> [What to work on]
In the essay, what did the second artist's painting show?

> [Article]
--

This essay, written by Sheila Lynch appeared in the catalog from the show: Crystal Maes, Selected Work 2003 – 2010.

An Account of Paintings and Colors

In his celebrated work The Natural History,¹ first-century Roman historian Pliny the Elder recounts his famous tale of the power of illusion.

In Ancient Greece, as Pliny tells us, two artists were in a contest to prove which was the greater master of his craft. The first artist, pulling away the drape that covered his painting, revealed a still life of fruit that was so illusionistic birds began to flock to it, pecking at its painted grapes. Certain his talent had already won him the championship, the first artist smugly invited the second artist to pull back the drape that covered his, no doubt, inferior painting. The second artist replied, “But my painting is already uncovered. You see, it’s a painting of the drape itself.” Humbled, the first artist immediately conceded the contest to the second, acknowledging that his own painting fooled only the birds, while the second artist’s work had fooled even the painter himself. The fascination with paintings that “fool the eye” has been with us for millennia.

--

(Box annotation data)
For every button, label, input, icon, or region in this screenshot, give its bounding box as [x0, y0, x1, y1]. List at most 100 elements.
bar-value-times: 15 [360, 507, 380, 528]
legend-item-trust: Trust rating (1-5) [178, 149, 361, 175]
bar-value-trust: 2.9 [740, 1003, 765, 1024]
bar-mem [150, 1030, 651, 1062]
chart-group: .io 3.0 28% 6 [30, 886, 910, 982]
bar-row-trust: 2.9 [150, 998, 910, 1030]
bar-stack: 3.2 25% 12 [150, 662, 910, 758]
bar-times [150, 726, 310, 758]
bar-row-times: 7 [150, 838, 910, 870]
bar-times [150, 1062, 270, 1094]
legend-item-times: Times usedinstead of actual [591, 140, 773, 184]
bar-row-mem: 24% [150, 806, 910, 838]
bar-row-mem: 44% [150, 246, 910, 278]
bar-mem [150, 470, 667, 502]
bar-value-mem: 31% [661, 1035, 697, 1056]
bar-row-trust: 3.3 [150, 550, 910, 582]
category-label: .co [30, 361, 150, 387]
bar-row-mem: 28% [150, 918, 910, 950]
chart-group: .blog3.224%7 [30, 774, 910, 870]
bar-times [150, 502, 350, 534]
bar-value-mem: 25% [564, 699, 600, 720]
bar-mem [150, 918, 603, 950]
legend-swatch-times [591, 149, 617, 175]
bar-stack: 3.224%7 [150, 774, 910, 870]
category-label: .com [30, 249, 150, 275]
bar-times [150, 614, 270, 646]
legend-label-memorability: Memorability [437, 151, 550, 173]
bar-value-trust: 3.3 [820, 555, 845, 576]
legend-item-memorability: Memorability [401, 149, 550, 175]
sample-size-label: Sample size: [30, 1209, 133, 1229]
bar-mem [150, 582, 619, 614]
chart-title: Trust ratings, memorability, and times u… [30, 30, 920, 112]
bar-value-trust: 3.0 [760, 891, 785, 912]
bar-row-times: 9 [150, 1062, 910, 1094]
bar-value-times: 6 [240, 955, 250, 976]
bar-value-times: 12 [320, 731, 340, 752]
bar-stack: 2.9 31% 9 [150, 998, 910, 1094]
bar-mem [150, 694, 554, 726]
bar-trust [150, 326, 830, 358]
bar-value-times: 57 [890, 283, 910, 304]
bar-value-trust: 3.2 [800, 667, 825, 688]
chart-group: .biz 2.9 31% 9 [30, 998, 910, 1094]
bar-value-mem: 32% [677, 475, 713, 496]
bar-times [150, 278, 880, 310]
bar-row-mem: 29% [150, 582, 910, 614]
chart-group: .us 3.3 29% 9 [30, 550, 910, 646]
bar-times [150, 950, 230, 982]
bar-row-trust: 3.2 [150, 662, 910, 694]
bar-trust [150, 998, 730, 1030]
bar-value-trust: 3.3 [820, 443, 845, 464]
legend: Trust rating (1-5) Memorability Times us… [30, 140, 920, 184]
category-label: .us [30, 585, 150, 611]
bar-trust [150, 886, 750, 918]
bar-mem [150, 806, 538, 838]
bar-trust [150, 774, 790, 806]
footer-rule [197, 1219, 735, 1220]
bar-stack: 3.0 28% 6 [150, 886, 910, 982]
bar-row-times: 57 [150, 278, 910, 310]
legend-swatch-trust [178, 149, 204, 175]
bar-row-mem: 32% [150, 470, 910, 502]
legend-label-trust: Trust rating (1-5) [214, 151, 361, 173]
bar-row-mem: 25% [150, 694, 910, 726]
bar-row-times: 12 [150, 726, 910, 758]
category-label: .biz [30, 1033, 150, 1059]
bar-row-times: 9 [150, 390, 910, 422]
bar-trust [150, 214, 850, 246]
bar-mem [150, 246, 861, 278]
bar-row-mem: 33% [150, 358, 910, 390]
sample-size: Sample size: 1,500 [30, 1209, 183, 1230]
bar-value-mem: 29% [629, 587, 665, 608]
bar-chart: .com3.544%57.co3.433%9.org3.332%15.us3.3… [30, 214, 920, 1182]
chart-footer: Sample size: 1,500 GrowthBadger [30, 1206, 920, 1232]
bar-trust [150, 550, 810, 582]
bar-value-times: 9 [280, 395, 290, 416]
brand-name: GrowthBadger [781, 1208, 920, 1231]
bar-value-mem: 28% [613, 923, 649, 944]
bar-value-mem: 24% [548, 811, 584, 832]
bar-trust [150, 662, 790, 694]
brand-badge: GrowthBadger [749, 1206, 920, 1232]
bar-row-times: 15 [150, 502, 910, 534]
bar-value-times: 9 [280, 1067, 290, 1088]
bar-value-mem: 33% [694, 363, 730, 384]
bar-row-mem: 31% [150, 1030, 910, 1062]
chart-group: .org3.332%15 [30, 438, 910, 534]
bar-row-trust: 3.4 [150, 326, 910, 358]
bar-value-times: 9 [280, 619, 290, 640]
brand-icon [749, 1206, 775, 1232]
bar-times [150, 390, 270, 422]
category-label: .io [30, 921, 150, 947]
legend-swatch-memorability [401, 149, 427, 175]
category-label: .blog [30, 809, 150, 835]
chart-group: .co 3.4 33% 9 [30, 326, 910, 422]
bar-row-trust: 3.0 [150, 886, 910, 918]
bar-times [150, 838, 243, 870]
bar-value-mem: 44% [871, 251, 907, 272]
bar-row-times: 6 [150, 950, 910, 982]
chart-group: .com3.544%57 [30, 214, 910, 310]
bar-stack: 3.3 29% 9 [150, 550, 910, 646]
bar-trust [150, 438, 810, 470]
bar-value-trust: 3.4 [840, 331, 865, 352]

--

> [Answer to this exercise]
The drape itself.